* GIVEN REQUEST
Please reproduce everything from the line containing "X-axis label: Windchill" down to the line containing "List all visible", both included, in the records below.

* RECORDS SHOWN
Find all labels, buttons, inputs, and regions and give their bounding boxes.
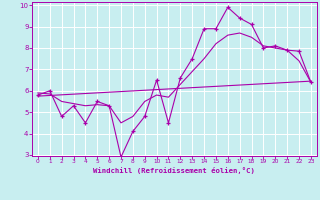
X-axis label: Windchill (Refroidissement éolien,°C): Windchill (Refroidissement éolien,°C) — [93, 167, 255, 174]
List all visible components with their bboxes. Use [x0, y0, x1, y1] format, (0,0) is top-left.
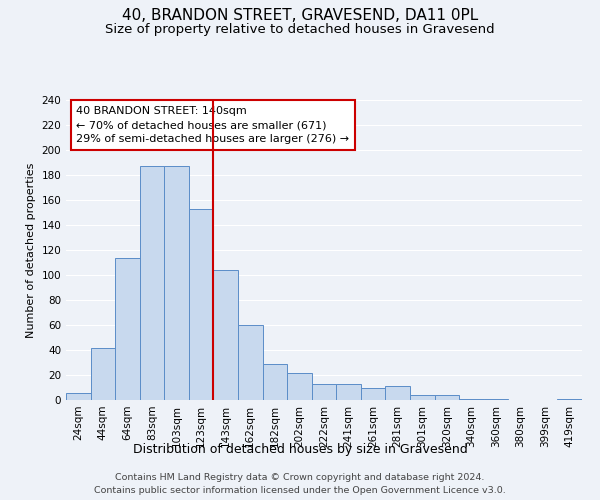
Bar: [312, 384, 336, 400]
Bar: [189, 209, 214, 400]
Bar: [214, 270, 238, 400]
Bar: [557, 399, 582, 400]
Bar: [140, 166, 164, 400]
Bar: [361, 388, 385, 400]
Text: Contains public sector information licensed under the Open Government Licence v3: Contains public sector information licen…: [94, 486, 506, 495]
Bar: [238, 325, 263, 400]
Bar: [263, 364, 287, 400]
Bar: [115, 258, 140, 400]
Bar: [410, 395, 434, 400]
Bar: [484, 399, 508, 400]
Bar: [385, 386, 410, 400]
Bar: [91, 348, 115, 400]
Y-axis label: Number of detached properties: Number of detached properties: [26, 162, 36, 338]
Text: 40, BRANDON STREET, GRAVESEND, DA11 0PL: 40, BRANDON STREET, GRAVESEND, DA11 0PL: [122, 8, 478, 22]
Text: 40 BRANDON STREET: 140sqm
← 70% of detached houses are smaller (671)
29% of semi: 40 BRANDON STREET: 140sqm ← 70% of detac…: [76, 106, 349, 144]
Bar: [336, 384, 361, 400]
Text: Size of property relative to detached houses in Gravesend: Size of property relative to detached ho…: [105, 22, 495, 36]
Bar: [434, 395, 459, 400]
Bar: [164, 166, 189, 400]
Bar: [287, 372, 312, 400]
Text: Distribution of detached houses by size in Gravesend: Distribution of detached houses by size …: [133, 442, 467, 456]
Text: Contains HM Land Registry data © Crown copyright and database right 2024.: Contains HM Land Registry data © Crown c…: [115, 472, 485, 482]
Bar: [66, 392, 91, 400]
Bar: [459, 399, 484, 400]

* IN RESPONSE
X-axis label: Windchill (Refroidissement éolien,°C): Windchill (Refroidissement éolien,°C) — [93, 167, 255, 174]
List all visible components with their bboxes. Use [x0, y0, x1, y1] format, (0,0) is top-left.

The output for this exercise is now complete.